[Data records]
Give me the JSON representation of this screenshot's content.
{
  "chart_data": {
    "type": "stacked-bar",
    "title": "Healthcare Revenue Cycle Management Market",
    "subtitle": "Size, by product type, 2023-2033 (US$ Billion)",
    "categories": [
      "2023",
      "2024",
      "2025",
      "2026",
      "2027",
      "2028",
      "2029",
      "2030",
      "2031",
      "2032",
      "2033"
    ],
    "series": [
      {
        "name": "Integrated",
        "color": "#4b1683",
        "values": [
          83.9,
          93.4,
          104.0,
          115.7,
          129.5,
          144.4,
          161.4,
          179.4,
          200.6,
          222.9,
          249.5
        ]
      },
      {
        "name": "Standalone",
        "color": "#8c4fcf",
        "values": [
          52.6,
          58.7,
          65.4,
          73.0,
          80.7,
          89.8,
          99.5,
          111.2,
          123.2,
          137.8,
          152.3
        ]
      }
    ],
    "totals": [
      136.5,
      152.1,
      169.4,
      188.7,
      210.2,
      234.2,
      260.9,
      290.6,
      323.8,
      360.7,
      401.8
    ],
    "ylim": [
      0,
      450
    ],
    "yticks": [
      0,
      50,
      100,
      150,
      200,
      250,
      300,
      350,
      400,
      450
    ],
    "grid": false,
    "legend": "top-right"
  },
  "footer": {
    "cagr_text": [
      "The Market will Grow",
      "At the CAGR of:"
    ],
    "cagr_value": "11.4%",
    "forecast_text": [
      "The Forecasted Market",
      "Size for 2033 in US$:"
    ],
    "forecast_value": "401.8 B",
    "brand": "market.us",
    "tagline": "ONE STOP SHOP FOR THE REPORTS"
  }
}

**YOUR GOAL:**
Each line in the material either holds the string "Size" or does not. State how many do, and nothing else.

**EXERCISE SOLUTION:**
2